THE TASK
Select the lines of the records containing the word "chrysakalpaki" and list them.

DATA SECTION
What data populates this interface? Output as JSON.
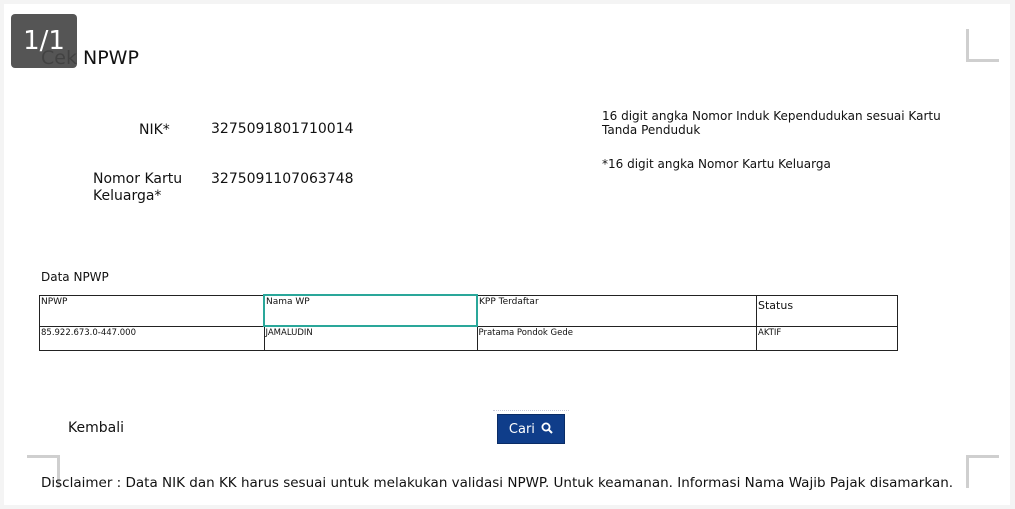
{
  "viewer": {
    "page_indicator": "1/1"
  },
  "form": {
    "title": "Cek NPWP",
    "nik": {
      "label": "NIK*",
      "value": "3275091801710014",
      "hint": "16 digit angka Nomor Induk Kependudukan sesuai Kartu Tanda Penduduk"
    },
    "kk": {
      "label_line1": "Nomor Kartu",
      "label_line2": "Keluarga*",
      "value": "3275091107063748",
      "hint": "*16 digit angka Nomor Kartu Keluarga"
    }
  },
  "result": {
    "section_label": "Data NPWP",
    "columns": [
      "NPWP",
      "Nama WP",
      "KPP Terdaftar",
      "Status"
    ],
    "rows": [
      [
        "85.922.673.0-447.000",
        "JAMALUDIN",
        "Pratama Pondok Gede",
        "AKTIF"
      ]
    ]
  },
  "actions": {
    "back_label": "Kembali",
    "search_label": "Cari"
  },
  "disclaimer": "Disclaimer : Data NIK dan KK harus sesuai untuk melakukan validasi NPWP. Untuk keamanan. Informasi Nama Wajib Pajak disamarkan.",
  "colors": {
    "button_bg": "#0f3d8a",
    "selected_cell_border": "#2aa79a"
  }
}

---

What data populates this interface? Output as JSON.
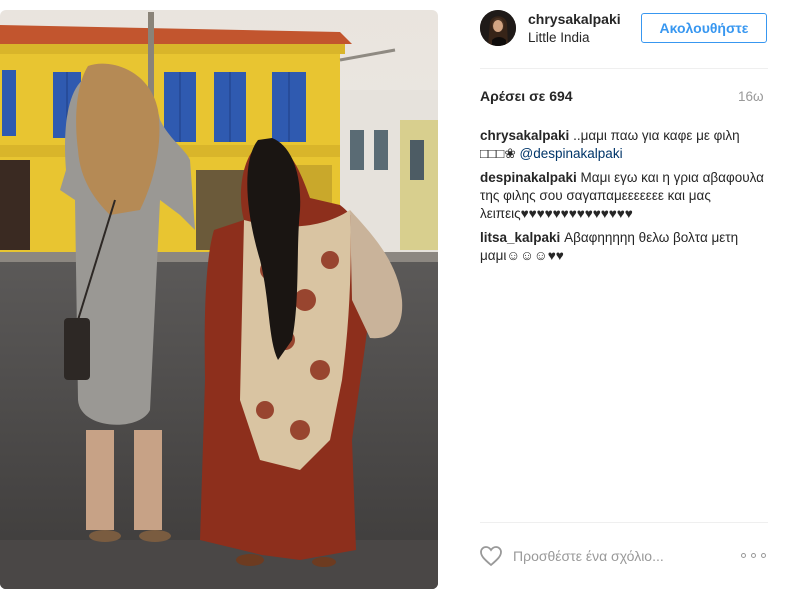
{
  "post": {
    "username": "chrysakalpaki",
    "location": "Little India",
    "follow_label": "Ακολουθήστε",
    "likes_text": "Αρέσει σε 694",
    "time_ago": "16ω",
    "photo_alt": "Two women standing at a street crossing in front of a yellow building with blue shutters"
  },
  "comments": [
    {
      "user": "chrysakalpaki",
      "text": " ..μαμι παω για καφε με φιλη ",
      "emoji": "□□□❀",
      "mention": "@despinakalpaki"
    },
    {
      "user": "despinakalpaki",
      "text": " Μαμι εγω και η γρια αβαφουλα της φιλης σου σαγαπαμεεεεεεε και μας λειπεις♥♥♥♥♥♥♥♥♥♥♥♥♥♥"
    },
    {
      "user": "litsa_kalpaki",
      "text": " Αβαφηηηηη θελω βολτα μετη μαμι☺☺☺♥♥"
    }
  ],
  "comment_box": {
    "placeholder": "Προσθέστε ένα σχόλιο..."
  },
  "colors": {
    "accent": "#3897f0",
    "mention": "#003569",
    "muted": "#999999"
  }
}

SOLUTION TO THIS PROBLEM
    "username": "chrysakalpaki",
      "user": "chrysakalpaki",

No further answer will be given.